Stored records
BEGIN
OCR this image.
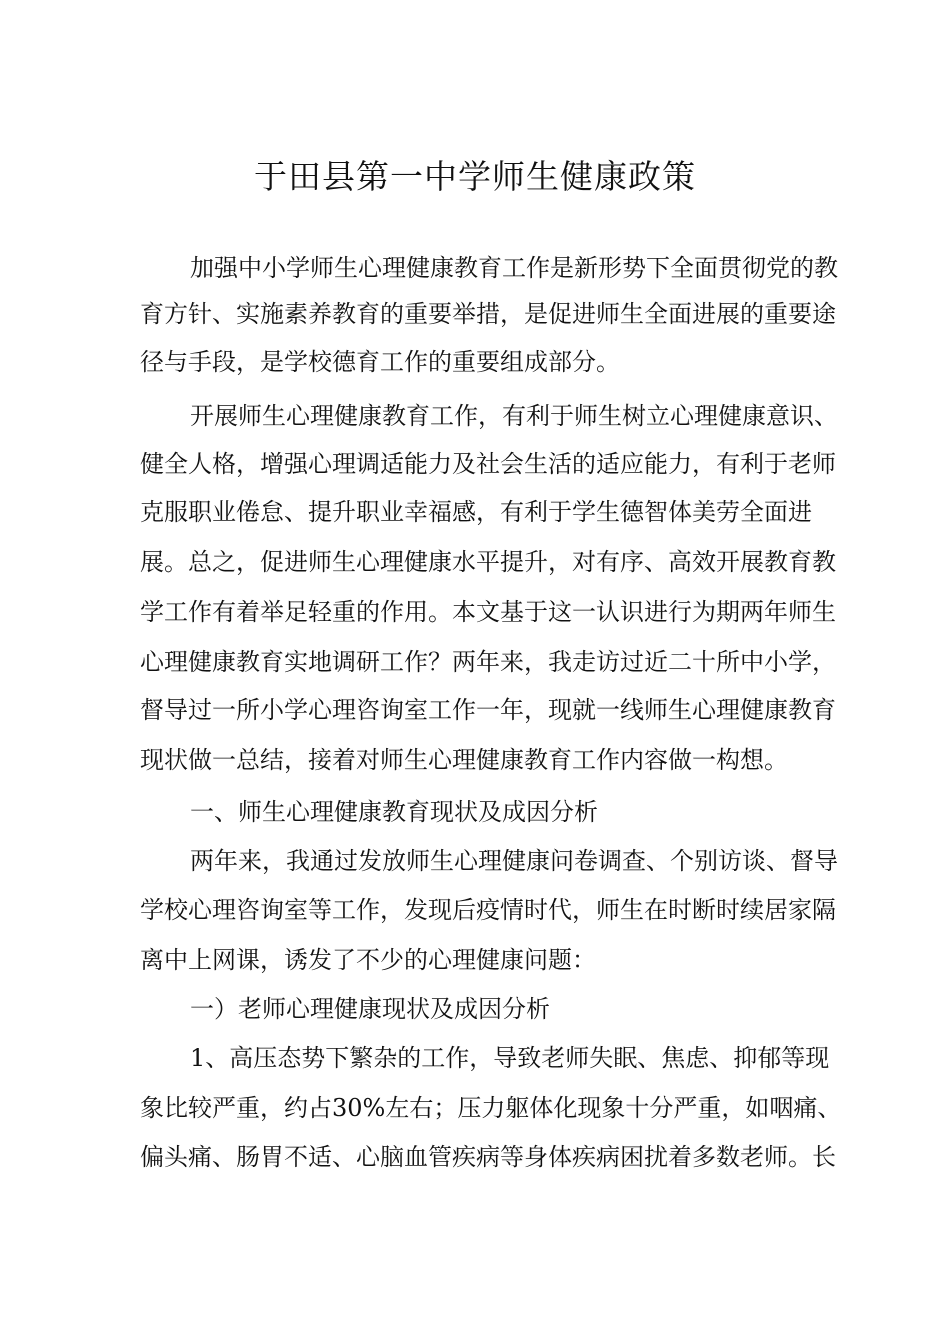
于田县第一中学师生健康政策
加强中小学师生心理健康教育工作是新形势下全面贯彻党的教
育方针、实施素养教育的重要举措，是促进师生全面进展的重要途
径与手段，是学校德育工作的重要组成部分。
开展师生心理健康教育工作，有利于师生树立心理健康意识、
健全人格，增强心理调适能力及社会生活的适应能力，有利于老师
克服职业倦怠、提升职业幸福感，有利于学生德智体美劳全面进
展。总之，促进师生心理健康水平提升，对有序、高效开展教育教
学工作有着举足轻重的作用。本文基于这一认识进行为期两年师生
心理健康教育实地调研工作？两年来，我走访过近二十所中小学，
督导过一所小学心理咨询室工作一年，现就一线师生心理健康教育
现状做一总结，接着对师生心理健康教育工作内容做一构想。
一、师生心理健康教育现状及成因分析
两年来，我通过发放师生心理健康问卷调查、个别访谈、督导
学校心理咨询室等工作，发现后疫情时代，师生在时断时续居家隔
离中上网课，诱发了不少的心理健康问题：
一）老师心理健康现状及成因分析
1、高压态势下繁杂的工作，导致老师失眠、焦虑、抑郁等现
象比较严重，约占30%左右；压力躯体化现象十分严重，如咽痛、
偏头痛、肠胃不适、心脑血管疾病等身体疾病困扰着多数老师。长
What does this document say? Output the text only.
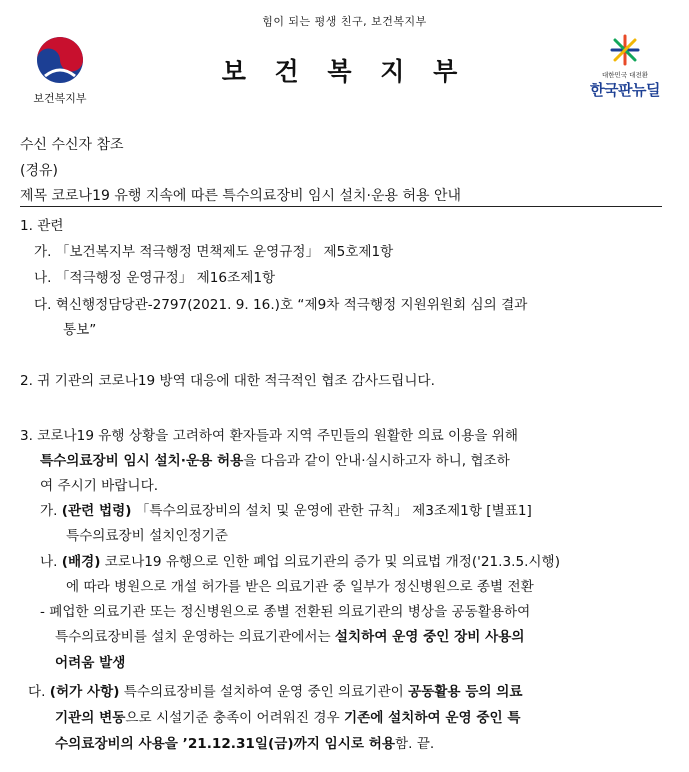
힘이 되는 평생 친구, 보건복지부
보건복지부
보 건 복 지 부	대한민국 대전환
한국판뉴딜
수신 수신자 참조
(경유)
제목 코로나19 유행 지속에 따른 특수의료장비 임시 설치·운용 허용 안내
1. 관련
가. 「보건복지부 적극행정 면책제도 운영규정」 제5호제1항
나. 「적극행정 운영규정」 제16조제1항
다. 혁신행정담당관-2797(2021. 9. 16.)호 “제9차 적극행정 지원위원회 심의 결과
통보”
2. 귀 기관의 코로나19 방역 대응에 대한 적극적인 협조 감사드립니다.
3. 코로나19 유행 상황을 고려하여 환자들과 지역 주민들의 원활한 의료 이용을 위해
특수의료장비 임시 설치·운용 허용을 다음과 같이 안내·실시하고자 하니, 협조하
여 주시기 바랍니다.
가. (관련 법령) 「특수의료장비의 설치 및 운영에 관한 규칙」 제3조제1항 [별표1]
특수의료장비 설치인정기준
나. (배경) 코로나19 유행으로 인한 폐업 의료기관의 증가 및 의료법 개정('21.3.5.시행)
에 따라 병원으로 개설 허가를 받은 의료기관 중 일부가 정신병원으로 종별 전환
- 폐업한 의료기관 또는 정신병원으로 종별 전환된 의료기관의 병상을 공동활용하여
특수의료장비를 설치 운영하는 의료기관에서는 설치하여 운영 중인 장비 사용의
어려움 발생
다. (허가 사항) 특수의료장비를 설치하여 운영 중인 의료기관이 공동활용 등의 의료
기관의 변동으로 시설기준 충족이 어려워진 경우 기존에 설치하여 운영 중인 특
수의료장비의 사용을 ’21.12.31일(금)까지 임시로 허용함. 끝.
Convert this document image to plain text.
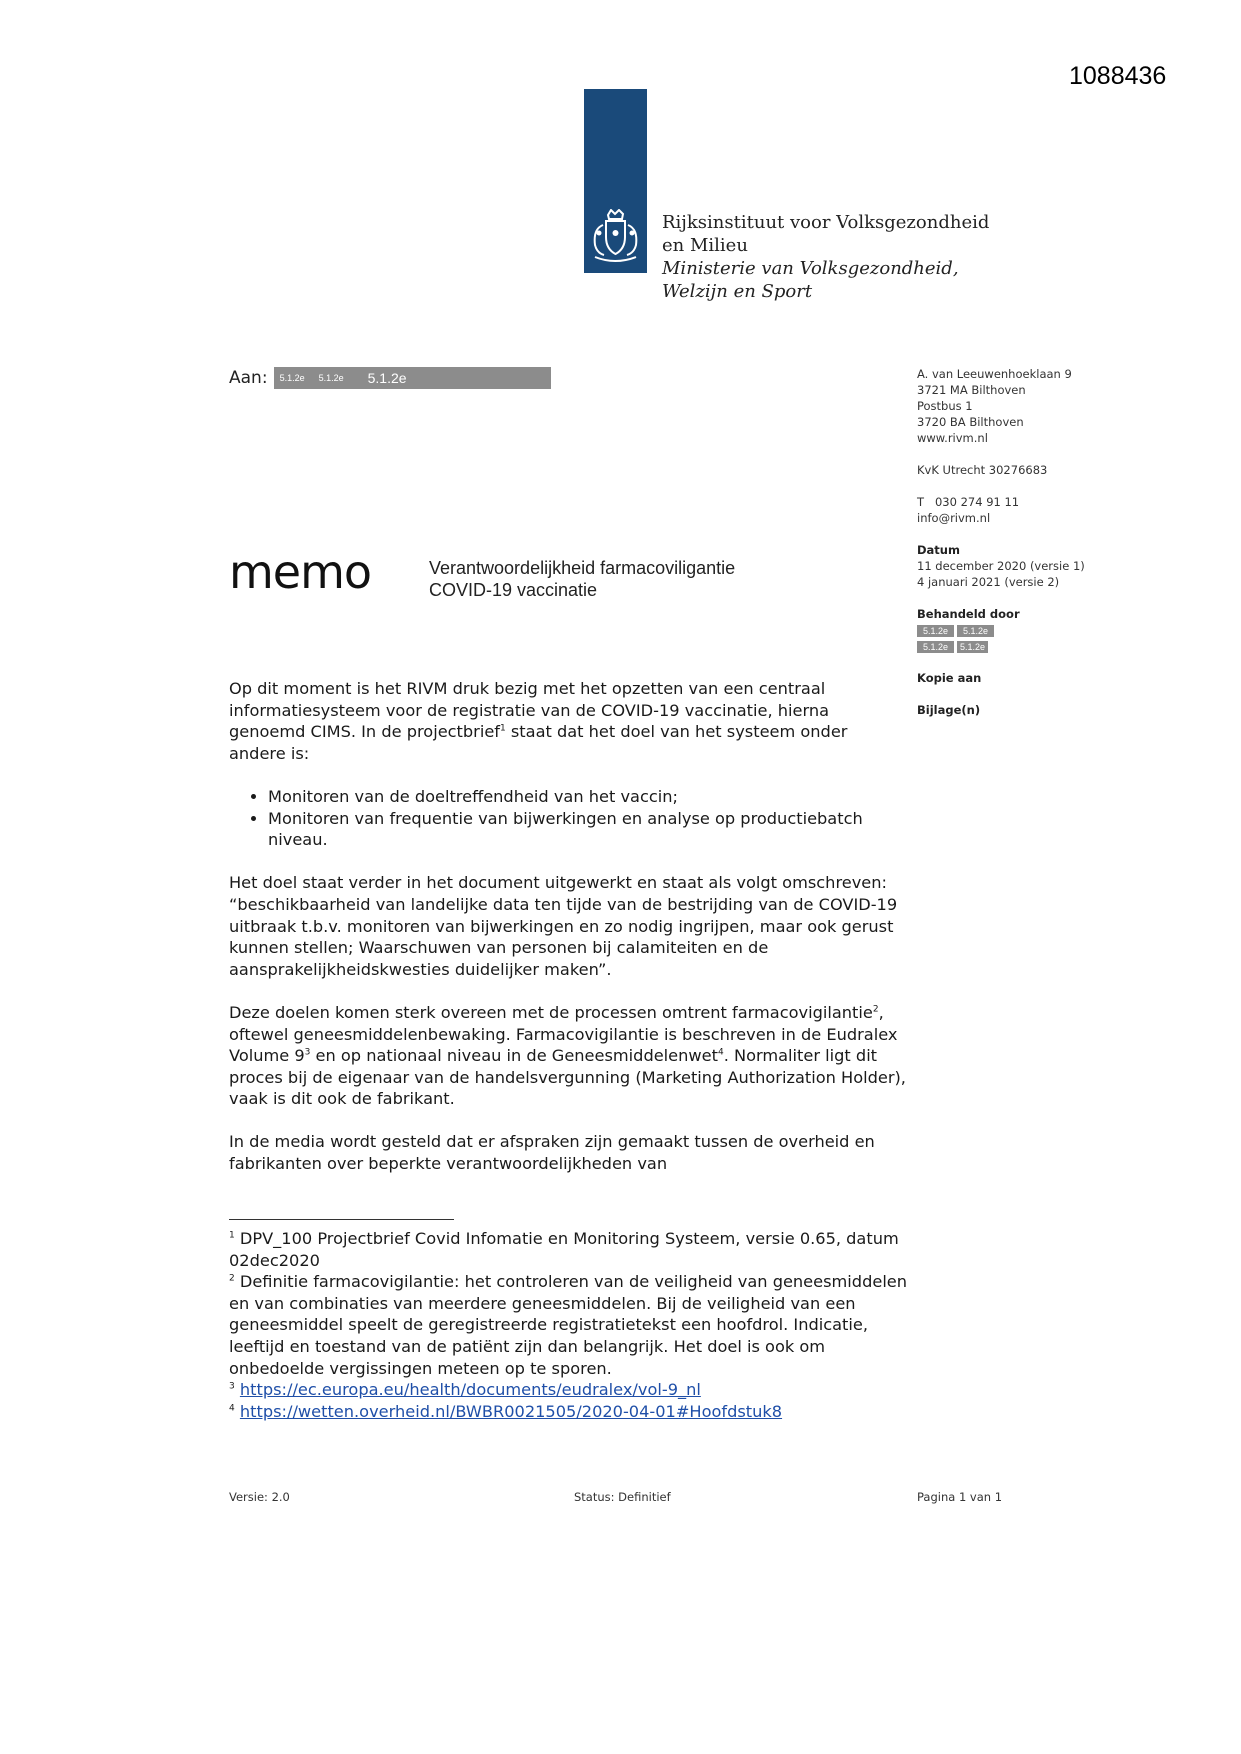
1088436
Rijksinstituut voor Volksgezondheid
en Milieu
Ministerie van Volksgezondheid,
Welzijn en Sport
Aan: 5.1.2e 5.1.2e 5.1.2e	A. van Leeuwenhoeklaan 9
3721 MA Bilthoven
Postbus 1
3720 BA Bilthoven
www.rivm.nl
KvK Utrecht 30276683
T   030 274 91 11
info@rivm.nl
Datum
11 december 2020 (versie 1)
4 januari 2021 (versie 2)
Behandeld door
5.1.2e 5.1.2e
5.1.2e 5.1.2e
Kopie aan
Bijlage(n)
memo	Verantwoordelijkheid farmacoviligantie
COVID-19 vaccinatie

Op dit moment is het RIVM druk bezig met het opzetten van een centraal informatiesysteem voor de registratie van de COVID-19 vaccinatie, hierna genoemd CIMS. In de projectbrief$^1$ staat dat het doel van het systeem onder andere is:

• Monitoren van de doeltreffendheid van het vaccin;
• Monitoren van frequentie van bijwerkingen en analyse op productiebatch niveau.

Het doel staat verder in het document uitgewerkt en staat als volgt omschreven: “beschikbaarheid van landelijke data ten tijde van de bestrijding van de COVID-19 uitbraak t.b.v. monitoren van bijwerkingen en zo nodig ingrijpen, maar ook gerust kunnen stellen; Waarschuwen van personen bij calamiteiten en de aansprakelijkheidskwesties duidelijker maken”.

Deze doelen komen sterk overeen met de processen omtrent farmacovigilantie$^2$, oftewel geneesmiddelenbewaking. Farmacovigilantie is beschreven in de Eudralex Volume $9^3$ en op nationaal niveau in de Geneesmiddelenwet$^4$. Normaliter ligt dit proces bij de eigenaar van de handelsvergunning (Marketing Authorization Holder), vaak is dit ook de fabrikant.

In de media wordt gesteld dat er afspraken zijn gemaakt tussen de overheid en fabrikanten over beperkte verantwoordelijkheden van

$^1$ DPV_100 Projectbrief Covid Infomatie en Monitoring Systeem, versie 0.65, datum 02dec2020
$^2$ Definitie farmacovigilantie: het controleren van de veiligheid van geneesmiddelen en van combinaties van meerdere geneesmiddelen. Bij de veiligheid van een geneesmiddel speelt de geregistreerde registratietekst een hoofdrol. Indicatie, leeftijd en toestand van de patiënt zijn dan belangrijk. Het doel is ook om onbedoelde vergissingen meteen op te sporen.
$^3$ https://ec.europa.eu/health/documents/eudralex/vol-9_nl
$^4$ https://wetten.overheid.nl/BWBR0021505/2020-04-01#Hoofdstuk8
Versie: 2.0	Status: Definitief	Pagina 1 van 1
END
**Exercise objective:** Every record above should be written out again without change, except that the pictures are left out.

**Expected answer:**
OCR this image.
于田县第一中学师生健康政策
加强中小学师生心理健康教育工作是新形势下全面贯彻党的教
育方针、实施素养教育的重要举措，是促进师生全面进展的重要途
径与手段，是学校德育工作的重要组成部分。
开展师生心理健康教育工作，有利于师生树立心理健康意识、
健全人格，增强心理调适能力及社会生活的适应能力，有利于老师
克服职业倦怠、提升职业幸福感，有利于学生德智体美劳全面进
展。总之，促进师生心理健康水平提升，对有序、高效开展教育教
学工作有着举足轻重的作用。本文基于这一认识进行为期两年师生
心理健康教育实地调研工作？两年来，我走访过近二十所中小学，
督导过一所小学心理咨询室工作一年，现就一线师生心理健康教育
现状做一总结，接着对师生心理健康教育工作内容做一构想。
一、师生心理健康教育现状及成因分析
两年来，我通过发放师生心理健康问卷调查、个别访谈、督导
学校心理咨询室等工作，发现后疫情时代，师生在时断时续居家隔
离中上网课，诱发了不少的心理健康问题：
一）老师心理健康现状及成因分析
1、高压态势下繁杂的工作，导致老师失眠、焦虑、抑郁等现
象比较严重，约占30%左右；压力躯体化现象十分严重，如咽痛、
偏头痛、肠胃不适、心脑血管疾病等身体疾病困扰着多数老师。长
What does this document say? Output the text only.
힘이 되는 평생 친구, 보건복지부
보건복지부
보 건 복 지 부	대한민국 대전환
한국판뉴딜
수신 수신자 참조
(경유)
제목 코로나19 유행 지속에 따른 특수의료장비 임시 설치·운용 허용 안내
1. 관련
가. 「보건복지부 적극행정 면책제도 운영규정」 제5호제1항
나. 「적극행정 운영규정」 제16조제1항
다. 혁신행정담당관-2797(2021. 9. 16.)호 “제9차 적극행정 지원위원회 심의 결과
통보”
2. 귀 기관의 코로나19 방역 대응에 대한 적극적인 협조 감사드립니다.
3. 코로나19 유행 상황을 고려하여 환자들과 지역 주민들의 원활한 의료 이용을 위해
특수의료장비 임시 설치·운용 허용을 다음과 같이 안내·실시하고자 하니, 협조하
여 주시기 바랍니다.
가. (관련 법령) 「특수의료장비의 설치 및 운영에 관한 규칙」 제3조제1항 [별표1]
특수의료장비 설치인정기준
나. (배경) 코로나19 유행으로 인한 폐업 의료기관의 증가 및 의료법 개정('21.3.5.시행)
에 따라 병원으로 개설 허가를 받은 의료기관 중 일부가 정신병원으로 종별 전환
- 폐업한 의료기관 또는 정신병원으로 종별 전환된 의료기관의 병상을 공동활용하여
특수의료장비를 설치 운영하는 의료기관에서는 설치하여 운영 중인 장비 사용의
어려움 발생
다. (허가 사항) 특수의료장비를 설치하여 운영 중인 의료기관이 공동활용 등의 의료
기관의 변동으로 시설기준 충족이 어려워진 경우 기존에 설치하여 운영 중인 특
수의료장비의 사용을 ’21.12.31일(금)까지 임시로 허용함. 끝.
Convert this document image to plain text.
1088436
Rijksinstituut voor Volksgezondheid
en Milieu
Ministerie van Volksgezondheid,
Welzijn en Sport
Aan: 5.1.2e 5.1.2e 5.1.2e	A. van Leeuwenhoeklaan 9
3721 MA Bilthoven
Postbus 1
3720 BA Bilthoven
www.rivm.nl
KvK Utrecht 30276683
T   030 274 91 11
info@rivm.nl
Datum
11 december 2020 (versie 1)
4 januari 2021 (versie 2)
Behandeld door
5.1.2e 5.1.2e
5.1.2e 5.1.2e
Kopie aan
Bijlage(n)
memo	Verantwoordelijkheid farmacoviligantie
COVID-19 vaccinatie

Op dit moment is het RIVM druk bezig met het opzetten van een centraal informatiesysteem voor de registratie van de COVID-19 vaccinatie, hierna genoemd CIMS. In de projectbrief$^1$ staat dat het doel van het systeem onder andere is:

• Monitoren van de doeltreffendheid van het vaccin;
• Monitoren van frequentie van bijwerkingen en analyse op productiebatch niveau.

Het doel staat verder in het document uitgewerkt en staat als volgt omschreven: “beschikbaarheid van landelijke data ten tijde van de bestrijding van de COVID-19 uitbraak t.b.v. monitoren van bijwerkingen en zo nodig ingrijpen, maar ook gerust kunnen stellen; Waarschuwen van personen bij calamiteiten en de aansprakelijkheidskwesties duidelijker maken”.

Deze doelen komen sterk overeen met de processen omtrent farmacovigilantie$^2$, oftewel geneesmiddelenbewaking. Farmacovigilantie is beschreven in de Eudralex Volume $9^3$ en op nationaal niveau in de Geneesmiddelenwet$^4$. Normaliter ligt dit proces bij de eigenaar van de handelsvergunning (Marketing Authorization Holder), vaak is dit ook de fabrikant.

In de media wordt gesteld dat er afspraken zijn gemaakt tussen de overheid en fabrikanten over beperkte verantwoordelijkheden van

$^1$ DPV_100 Projectbrief Covid Infomatie en Monitoring Systeem, versie 0.65, datum 02dec2020
$^2$ Definitie farmacovigilantie: het controleren van de veiligheid van geneesmiddelen en van combinaties van meerdere geneesmiddelen. Bij de veiligheid van een geneesmiddel speelt de geregistreerde registratietekst een hoofdrol. Indicatie, leeftijd en toestand van de patiënt zijn dan belangrijk. Het doel is ook om onbedoelde vergissingen meteen op te sporen.
$^3$ https://ec.europa.eu/health/documents/eudralex/vol-9_nl
$^4$ https://wetten.overheid.nl/BWBR0021505/2020-04-01#Hoofdstuk8
Versie: 2.0	Status: Definitief	Pagina 1 van 1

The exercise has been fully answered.